Exercise description: Copy every record below exactly.

Stored entries
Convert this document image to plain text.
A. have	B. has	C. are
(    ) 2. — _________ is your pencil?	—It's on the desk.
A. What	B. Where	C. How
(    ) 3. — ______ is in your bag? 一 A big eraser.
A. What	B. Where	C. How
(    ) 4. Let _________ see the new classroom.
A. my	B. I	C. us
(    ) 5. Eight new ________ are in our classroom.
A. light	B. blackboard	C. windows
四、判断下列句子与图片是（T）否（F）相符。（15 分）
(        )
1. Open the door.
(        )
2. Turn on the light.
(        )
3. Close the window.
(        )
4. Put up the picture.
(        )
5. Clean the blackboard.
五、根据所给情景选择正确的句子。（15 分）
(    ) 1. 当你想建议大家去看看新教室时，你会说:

Output of the task:
Convert this document image to plain text.
A. have	B. has	C. are
(    ) 2. — _________ is your pencil?	—It's on the desk.
A. What	B. Where	C. How
(    ) 3. — ______ is in your bag? 一 A big eraser.
A. What	B. Where	C. How
(    ) 4. Let _________ see the new classroom.
A. my	B. I	C. us
(    ) 5. Eight new ________ are in our classroom.
A. light	B. blackboard	C. windows
四、判断下列句子与图片是（T）否（F）相符。（15 分）
(        )
1. Open the door.
(        )
2. Turn on the light.
(        )
3. Close the window.
(        )
4. Put up the picture.
(        )
5. Clean the blackboard.
五、根据所给情景选择正确的句子。（15 分）
(    ) 1. 当你想建议大家去看看新教室时，你会说:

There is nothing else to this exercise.